Problem description: Copy the following records verbatim, line for line and in the same order.

Source records:

<<<<

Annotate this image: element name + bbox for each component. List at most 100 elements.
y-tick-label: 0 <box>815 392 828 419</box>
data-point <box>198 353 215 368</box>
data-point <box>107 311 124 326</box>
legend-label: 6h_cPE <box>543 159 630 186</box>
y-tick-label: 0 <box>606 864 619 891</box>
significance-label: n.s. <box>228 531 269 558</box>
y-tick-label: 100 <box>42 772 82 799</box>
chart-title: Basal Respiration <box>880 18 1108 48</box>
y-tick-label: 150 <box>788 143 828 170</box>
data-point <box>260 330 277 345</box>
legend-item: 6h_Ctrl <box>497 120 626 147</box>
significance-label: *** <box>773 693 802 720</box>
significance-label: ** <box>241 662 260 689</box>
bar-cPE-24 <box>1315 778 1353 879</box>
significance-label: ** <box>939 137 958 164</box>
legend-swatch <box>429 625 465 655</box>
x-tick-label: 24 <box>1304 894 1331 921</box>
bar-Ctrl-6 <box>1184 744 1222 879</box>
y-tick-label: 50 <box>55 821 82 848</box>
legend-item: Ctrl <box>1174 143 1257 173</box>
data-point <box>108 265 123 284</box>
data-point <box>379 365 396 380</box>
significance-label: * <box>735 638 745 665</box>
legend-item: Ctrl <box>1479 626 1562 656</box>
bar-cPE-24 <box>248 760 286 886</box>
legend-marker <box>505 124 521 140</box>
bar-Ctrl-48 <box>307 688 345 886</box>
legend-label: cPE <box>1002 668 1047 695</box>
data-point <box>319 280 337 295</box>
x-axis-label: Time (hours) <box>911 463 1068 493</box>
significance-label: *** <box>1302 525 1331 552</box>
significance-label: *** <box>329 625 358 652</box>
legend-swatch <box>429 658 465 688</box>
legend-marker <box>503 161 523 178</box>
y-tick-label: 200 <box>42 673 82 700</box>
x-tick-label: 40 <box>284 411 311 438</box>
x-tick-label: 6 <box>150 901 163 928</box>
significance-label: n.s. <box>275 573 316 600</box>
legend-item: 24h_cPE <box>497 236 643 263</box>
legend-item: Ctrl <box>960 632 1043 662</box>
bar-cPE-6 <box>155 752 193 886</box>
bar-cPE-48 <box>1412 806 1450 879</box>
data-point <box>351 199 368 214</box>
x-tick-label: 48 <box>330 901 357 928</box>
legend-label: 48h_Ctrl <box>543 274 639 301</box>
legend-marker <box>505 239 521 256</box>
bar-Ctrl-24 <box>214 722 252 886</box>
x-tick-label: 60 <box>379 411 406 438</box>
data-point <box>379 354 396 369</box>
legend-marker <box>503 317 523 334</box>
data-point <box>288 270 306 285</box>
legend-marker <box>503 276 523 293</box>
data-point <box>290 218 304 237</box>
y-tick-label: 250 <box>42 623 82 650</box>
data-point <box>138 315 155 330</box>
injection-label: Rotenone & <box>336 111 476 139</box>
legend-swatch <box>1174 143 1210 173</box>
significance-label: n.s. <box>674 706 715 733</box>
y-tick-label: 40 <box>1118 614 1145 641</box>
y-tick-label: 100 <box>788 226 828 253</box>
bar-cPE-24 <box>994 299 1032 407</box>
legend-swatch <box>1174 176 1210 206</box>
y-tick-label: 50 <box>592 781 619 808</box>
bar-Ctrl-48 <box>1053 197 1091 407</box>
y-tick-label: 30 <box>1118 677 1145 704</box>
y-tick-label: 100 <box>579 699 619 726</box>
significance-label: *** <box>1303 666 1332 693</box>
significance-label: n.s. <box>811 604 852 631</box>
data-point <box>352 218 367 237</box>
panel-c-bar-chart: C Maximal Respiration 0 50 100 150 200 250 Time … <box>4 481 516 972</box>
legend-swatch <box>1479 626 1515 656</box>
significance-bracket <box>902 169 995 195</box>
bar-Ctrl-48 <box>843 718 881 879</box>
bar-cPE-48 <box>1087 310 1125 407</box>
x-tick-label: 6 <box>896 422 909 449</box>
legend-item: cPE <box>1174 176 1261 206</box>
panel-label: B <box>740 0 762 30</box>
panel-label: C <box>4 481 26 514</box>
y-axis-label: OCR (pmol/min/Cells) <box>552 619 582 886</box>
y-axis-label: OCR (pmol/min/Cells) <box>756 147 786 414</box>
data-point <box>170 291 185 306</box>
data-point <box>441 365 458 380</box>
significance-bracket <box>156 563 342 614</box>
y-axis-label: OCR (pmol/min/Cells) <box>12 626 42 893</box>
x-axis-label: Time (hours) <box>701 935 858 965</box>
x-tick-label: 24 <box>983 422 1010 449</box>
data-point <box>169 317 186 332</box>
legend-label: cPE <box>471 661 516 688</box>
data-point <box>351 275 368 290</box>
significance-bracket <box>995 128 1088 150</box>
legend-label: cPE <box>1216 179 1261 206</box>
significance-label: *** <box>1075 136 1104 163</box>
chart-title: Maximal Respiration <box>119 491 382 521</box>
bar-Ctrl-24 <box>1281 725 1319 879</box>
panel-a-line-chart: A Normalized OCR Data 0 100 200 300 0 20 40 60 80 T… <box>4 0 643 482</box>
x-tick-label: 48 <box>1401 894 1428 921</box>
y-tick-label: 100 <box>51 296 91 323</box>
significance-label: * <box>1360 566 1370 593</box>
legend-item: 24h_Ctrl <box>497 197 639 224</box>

>>>>

Answer to this task:
Annotate this image: element name + bbox for each component. List at most 100 elements.
y-tick-label: 0 <box>815 392 828 419</box>
data-point <box>198 353 215 368</box>
data-point <box>107 311 124 326</box>
legend-label: 6h_cPE <box>543 159 630 186</box>
y-tick-label: 0 <box>606 864 619 891</box>
significance-label: n.s. <box>228 531 269 558</box>
y-tick-label: 100 <box>42 772 82 799</box>
chart-title: Basal Respiration <box>880 18 1108 48</box>
y-tick-label: 150 <box>788 143 828 170</box>
data-point <box>260 330 277 345</box>
legend-item: 6h_Ctrl <box>497 120 626 147</box>
significance-label: *** <box>773 693 802 720</box>
significance-label: ** <box>241 662 260 689</box>
bar-cPE-24 <box>1315 778 1353 879</box>
significance-label: ** <box>939 137 958 164</box>
legend-swatch <box>429 625 465 655</box>
x-tick-label: 24 <box>1304 894 1331 921</box>
bar-Ctrl-6 <box>1184 744 1222 879</box>
y-tick-label: 50 <box>55 821 82 848</box>
legend-item: Ctrl <box>1174 143 1257 173</box>
data-point <box>108 265 123 284</box>
data-point <box>379 365 396 380</box>
significance-label: * <box>735 638 745 665</box>
legend-item: Ctrl <box>1479 626 1562 656</box>
bar-cPE-24 <box>248 760 286 886</box>
legend-marker <box>505 124 521 140</box>
bar-Ctrl-48 <box>307 688 345 886</box>
legend-label: cPE <box>1002 668 1047 695</box>
data-point <box>319 280 337 295</box>
x-axis-label: Time (hours) <box>911 463 1068 493</box>
significance-label: *** <box>1302 525 1331 552</box>
significance-label: *** <box>329 625 358 652</box>
legend-swatch <box>429 658 465 688</box>
legend-marker <box>503 161 523 178</box>
y-tick-label: 200 <box>42 673 82 700</box>
x-tick-label: 40 <box>284 411 311 438</box>
x-tick-label: 6 <box>150 901 163 928</box>
significance-label: n.s. <box>275 573 316 600</box>
legend-item: 24h_cPE <box>497 236 643 263</box>
legend-item: Ctrl <box>960 632 1043 662</box>
bar-cPE-6 <box>155 752 193 886</box>
bar-cPE-48 <box>1412 806 1450 879</box>
data-point <box>351 199 368 214</box>
x-tick-label: 48 <box>330 901 357 928</box>
legend-label: 48h_Ctrl <box>543 274 639 301</box>
legend-marker <box>505 239 521 256</box>
bar-Ctrl-24 <box>214 722 252 886</box>
x-tick-label: 60 <box>379 411 406 438</box>
data-point <box>379 354 396 369</box>
legend-marker <box>503 317 523 334</box>
data-point <box>288 270 306 285</box>
legend-marker <box>503 276 523 293</box>
data-point <box>290 218 304 237</box>
y-tick-label: 250 <box>42 623 82 650</box>
data-point <box>138 315 155 330</box>
injection-label: Rotenone & <box>336 111 476 139</box>
legend-swatch <box>1174 143 1210 173</box>
significance-label: n.s. <box>674 706 715 733</box>
y-tick-label: 40 <box>1118 614 1145 641</box>
y-tick-label: 100 <box>788 226 828 253</box>
bar-cPE-24 <box>994 299 1032 407</box>
legend-swatch <box>1174 176 1210 206</box>
y-tick-label: 50 <box>592 781 619 808</box>
bar-Ctrl-48 <box>1053 197 1091 407</box>
y-tick-label: 30 <box>1118 677 1145 704</box>
y-tick-label: 100 <box>579 699 619 726</box>
significance-label: *** <box>1303 666 1332 693</box>
significance-label: n.s. <box>811 604 852 631</box>
data-point <box>352 218 367 237</box>
panel-c-bar-chart: C Maximal Respiration 0 50 100 150 200 250 Time … <box>4 481 516 972</box>
legend-swatch <box>1479 626 1515 656</box>
significance-bracket <box>902 169 995 195</box>
bar-Ctrl-48 <box>843 718 881 879</box>
bar-cPE-48 <box>1087 310 1125 407</box>
x-tick-label: 6 <box>896 422 909 449</box>
legend-item: cPE <box>1174 176 1261 206</box>
panel-label: B <box>740 0 762 30</box>
panel-label: C <box>4 481 26 514</box>
y-axis-label: OCR (pmol/min/Cells) <box>552 619 582 886</box>
y-axis-label: OCR (pmol/min/Cells) <box>756 147 786 414</box>
data-point <box>170 291 185 306</box>
data-point <box>441 365 458 380</box>
significance-bracket <box>156 563 342 614</box>
y-axis-label: OCR (pmol/min/Cells) <box>12 626 42 893</box>
x-axis-label: Time (hours) <box>701 935 858 965</box>
x-tick-label: 24 <box>983 422 1010 449</box>
data-point <box>169 317 186 332</box>
legend-label: cPE <box>471 661 516 688</box>
data-point <box>351 275 368 290</box>
significance-bracket <box>995 128 1088 150</box>
legend-label: cPE <box>1216 179 1261 206</box>
significance-label: *** <box>1075 136 1104 163</box>
chart-title: Maximal Respiration <box>119 491 382 521</box>
bar-Ctrl-24 <box>1281 725 1319 879</box>
panel-a-line-chart: A Normalized OCR Data 0 100 200 300 0 20 40 60 80 T… <box>4 0 643 482</box>
x-tick-label: 48 <box>1401 894 1428 921</box>
y-tick-label: 100 <box>51 296 91 323</box>
significance-label: * <box>1360 566 1370 593</box>
legend-item: 24h_Ctrl <box>497 197 639 224</box>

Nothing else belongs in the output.